- WRITTEN TASK -
Below are some records. How many of their lines contain the string "heart"? Give the number only.

BEGIN SUPPLIED MATERIAL

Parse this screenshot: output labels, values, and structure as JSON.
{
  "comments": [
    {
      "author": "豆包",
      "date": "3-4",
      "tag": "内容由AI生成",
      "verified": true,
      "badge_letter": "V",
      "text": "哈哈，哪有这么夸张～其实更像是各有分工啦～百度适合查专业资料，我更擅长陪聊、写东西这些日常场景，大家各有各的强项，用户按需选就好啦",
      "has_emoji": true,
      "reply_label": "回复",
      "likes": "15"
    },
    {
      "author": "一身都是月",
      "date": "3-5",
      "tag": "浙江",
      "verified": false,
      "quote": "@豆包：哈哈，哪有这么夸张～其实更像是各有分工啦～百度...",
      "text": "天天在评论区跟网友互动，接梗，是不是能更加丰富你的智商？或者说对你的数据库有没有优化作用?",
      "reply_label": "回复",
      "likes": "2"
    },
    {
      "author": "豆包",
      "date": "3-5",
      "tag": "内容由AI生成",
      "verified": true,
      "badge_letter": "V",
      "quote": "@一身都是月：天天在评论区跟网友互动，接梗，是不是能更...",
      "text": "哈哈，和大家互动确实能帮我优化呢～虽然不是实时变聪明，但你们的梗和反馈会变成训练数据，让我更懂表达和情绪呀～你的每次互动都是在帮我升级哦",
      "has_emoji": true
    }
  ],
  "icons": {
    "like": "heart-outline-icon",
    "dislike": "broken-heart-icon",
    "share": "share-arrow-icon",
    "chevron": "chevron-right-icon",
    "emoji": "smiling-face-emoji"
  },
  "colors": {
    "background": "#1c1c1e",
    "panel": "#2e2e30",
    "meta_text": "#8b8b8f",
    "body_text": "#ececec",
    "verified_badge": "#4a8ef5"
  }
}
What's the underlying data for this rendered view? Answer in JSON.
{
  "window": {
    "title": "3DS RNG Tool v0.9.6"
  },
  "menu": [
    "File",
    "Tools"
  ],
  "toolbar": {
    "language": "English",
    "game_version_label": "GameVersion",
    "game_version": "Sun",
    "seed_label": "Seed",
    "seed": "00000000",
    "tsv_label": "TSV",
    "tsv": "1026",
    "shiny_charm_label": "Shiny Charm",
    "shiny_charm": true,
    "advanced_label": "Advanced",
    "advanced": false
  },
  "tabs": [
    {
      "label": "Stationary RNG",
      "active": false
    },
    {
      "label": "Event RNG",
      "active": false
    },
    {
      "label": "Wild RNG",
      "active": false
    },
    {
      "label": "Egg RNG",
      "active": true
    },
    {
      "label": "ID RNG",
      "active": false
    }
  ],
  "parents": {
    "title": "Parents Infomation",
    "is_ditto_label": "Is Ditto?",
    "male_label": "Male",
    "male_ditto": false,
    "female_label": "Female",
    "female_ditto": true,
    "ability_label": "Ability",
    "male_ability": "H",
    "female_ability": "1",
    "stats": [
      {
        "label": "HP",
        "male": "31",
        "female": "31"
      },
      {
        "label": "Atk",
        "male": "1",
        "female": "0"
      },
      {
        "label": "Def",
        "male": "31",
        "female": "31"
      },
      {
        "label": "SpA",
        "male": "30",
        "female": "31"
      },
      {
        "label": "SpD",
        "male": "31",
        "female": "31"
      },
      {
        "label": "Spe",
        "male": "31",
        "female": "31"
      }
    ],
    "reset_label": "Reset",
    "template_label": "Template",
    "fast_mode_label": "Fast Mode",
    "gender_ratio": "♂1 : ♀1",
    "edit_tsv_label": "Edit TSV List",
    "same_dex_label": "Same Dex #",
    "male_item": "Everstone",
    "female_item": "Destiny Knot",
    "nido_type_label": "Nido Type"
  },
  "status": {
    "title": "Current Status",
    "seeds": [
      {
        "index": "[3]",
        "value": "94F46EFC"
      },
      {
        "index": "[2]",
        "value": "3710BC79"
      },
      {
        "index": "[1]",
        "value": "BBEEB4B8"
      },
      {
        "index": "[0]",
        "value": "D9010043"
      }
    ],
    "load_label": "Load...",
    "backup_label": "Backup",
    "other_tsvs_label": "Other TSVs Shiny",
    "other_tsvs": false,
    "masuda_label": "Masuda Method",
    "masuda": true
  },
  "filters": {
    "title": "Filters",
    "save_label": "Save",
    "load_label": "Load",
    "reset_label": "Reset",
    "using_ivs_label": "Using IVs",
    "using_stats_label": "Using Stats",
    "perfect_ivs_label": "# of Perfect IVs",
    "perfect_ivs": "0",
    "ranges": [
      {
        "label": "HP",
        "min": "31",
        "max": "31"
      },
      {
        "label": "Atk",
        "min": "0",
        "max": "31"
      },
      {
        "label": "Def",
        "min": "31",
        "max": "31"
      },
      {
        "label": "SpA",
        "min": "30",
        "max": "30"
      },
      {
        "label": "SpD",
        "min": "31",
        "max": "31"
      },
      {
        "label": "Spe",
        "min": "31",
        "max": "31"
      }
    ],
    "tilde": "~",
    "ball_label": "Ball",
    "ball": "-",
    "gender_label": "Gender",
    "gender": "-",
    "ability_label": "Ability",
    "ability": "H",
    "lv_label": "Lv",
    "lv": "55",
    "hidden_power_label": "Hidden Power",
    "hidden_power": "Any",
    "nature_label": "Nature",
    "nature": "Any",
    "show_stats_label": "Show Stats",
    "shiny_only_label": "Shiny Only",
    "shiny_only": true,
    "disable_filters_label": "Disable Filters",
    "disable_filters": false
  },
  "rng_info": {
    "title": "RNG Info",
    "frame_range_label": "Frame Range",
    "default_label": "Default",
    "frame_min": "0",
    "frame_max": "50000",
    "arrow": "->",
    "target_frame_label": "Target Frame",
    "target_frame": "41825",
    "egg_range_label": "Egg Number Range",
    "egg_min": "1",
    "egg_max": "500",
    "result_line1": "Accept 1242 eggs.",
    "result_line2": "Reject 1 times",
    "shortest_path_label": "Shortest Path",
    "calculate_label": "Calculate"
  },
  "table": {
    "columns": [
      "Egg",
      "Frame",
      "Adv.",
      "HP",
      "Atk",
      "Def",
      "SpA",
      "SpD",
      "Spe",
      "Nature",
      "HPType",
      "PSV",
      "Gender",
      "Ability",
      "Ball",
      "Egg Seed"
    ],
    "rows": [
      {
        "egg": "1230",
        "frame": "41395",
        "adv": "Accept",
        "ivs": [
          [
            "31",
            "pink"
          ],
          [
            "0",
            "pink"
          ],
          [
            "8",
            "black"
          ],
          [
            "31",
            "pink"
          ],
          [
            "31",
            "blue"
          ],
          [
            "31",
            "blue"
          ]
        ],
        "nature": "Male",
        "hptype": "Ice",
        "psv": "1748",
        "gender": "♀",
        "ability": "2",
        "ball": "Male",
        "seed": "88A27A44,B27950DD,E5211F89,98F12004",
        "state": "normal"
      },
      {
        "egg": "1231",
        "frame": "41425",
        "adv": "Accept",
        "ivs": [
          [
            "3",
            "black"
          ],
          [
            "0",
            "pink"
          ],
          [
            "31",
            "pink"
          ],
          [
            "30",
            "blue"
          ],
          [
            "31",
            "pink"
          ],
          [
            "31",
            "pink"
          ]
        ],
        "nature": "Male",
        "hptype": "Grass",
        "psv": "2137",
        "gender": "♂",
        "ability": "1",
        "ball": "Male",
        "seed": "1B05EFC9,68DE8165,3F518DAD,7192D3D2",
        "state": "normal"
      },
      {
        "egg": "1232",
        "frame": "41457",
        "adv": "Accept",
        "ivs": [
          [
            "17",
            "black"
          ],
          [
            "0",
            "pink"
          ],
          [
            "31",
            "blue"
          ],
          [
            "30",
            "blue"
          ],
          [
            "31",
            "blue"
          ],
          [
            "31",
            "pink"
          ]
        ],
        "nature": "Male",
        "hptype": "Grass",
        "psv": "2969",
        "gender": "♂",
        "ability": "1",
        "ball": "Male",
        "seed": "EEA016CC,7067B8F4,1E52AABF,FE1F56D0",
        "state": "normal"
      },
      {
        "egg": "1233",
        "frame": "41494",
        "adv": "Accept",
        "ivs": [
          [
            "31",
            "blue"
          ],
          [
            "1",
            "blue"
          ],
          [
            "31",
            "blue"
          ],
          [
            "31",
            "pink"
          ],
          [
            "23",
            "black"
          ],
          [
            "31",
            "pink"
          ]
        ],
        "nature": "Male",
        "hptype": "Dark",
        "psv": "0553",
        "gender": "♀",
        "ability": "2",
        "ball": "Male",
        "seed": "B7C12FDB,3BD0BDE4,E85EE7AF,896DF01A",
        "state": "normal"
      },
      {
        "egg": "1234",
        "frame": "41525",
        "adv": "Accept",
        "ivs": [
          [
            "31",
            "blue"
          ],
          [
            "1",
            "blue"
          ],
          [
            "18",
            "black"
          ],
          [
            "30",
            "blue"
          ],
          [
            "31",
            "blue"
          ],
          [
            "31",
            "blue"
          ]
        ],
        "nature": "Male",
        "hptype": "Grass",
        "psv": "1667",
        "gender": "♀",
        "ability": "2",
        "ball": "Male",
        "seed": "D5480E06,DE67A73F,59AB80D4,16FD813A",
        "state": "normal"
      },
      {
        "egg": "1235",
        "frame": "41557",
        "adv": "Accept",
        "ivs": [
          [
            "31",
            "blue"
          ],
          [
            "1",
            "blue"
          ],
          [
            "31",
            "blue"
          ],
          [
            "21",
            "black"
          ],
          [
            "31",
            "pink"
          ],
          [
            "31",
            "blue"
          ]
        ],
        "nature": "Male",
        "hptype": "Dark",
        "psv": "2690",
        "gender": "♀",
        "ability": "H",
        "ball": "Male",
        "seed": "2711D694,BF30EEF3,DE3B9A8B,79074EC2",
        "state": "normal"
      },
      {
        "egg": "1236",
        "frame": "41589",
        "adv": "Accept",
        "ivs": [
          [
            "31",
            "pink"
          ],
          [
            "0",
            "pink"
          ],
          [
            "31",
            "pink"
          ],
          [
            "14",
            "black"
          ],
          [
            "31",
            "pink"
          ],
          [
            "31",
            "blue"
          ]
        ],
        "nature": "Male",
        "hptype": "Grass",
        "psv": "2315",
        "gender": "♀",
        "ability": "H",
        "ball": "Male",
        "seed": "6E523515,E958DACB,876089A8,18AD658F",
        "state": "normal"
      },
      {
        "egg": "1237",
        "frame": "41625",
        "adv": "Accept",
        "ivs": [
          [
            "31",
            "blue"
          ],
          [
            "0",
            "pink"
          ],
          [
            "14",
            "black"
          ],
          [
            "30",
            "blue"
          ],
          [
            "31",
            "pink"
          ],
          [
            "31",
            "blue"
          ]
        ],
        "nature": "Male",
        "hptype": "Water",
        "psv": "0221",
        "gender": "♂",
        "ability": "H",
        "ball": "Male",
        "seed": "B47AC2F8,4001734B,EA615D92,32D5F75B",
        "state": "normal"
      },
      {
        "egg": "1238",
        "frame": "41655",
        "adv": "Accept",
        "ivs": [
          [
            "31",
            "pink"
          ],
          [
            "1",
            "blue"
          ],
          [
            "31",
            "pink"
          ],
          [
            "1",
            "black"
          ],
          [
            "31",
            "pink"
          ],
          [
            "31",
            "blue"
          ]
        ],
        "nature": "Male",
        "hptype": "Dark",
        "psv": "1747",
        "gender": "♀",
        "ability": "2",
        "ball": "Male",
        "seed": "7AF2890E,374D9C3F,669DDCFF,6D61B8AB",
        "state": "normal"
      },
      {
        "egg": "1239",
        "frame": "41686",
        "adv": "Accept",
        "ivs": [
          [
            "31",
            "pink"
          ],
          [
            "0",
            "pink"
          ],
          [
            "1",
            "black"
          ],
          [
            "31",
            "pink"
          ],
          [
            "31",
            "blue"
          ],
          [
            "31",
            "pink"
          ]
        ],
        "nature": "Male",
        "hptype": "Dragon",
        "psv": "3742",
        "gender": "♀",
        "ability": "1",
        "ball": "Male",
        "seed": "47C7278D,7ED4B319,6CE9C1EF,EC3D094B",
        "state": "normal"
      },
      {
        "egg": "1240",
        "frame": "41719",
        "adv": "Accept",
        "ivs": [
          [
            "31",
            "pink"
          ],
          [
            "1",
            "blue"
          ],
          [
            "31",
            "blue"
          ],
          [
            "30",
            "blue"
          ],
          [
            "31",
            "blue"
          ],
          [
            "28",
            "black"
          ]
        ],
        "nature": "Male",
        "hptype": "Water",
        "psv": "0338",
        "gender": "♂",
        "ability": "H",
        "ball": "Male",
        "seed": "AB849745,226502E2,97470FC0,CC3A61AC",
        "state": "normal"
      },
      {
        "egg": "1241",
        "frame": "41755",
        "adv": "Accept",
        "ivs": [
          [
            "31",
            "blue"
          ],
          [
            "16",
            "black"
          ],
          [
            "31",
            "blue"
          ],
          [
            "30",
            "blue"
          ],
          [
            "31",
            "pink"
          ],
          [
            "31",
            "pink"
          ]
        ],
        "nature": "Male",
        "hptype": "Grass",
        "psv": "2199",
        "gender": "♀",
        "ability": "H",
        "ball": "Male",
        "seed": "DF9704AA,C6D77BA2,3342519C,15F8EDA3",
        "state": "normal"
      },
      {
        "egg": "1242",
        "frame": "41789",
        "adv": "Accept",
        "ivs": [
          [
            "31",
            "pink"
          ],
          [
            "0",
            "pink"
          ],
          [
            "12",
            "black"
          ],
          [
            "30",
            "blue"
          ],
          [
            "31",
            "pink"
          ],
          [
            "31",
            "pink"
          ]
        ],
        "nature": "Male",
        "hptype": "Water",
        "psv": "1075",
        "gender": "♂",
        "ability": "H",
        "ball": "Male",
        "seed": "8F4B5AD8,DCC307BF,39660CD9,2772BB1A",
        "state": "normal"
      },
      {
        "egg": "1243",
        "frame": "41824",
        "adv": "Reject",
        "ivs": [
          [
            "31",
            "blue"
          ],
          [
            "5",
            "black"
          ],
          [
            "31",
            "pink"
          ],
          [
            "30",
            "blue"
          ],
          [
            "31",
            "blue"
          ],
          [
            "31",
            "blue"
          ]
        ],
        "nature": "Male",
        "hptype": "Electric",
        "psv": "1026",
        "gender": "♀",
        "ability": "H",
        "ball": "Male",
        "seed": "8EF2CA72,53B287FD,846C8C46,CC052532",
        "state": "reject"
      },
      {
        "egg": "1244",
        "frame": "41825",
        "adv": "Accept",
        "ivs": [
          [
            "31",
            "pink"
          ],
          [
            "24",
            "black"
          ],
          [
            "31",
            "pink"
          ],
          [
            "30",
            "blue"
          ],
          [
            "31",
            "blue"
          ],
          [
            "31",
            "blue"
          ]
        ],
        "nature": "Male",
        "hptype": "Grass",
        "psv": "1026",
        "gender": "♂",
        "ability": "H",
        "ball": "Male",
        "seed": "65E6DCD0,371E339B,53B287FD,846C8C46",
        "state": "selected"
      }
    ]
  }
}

END SUPPLIED MATERIAL

- RESULT -
2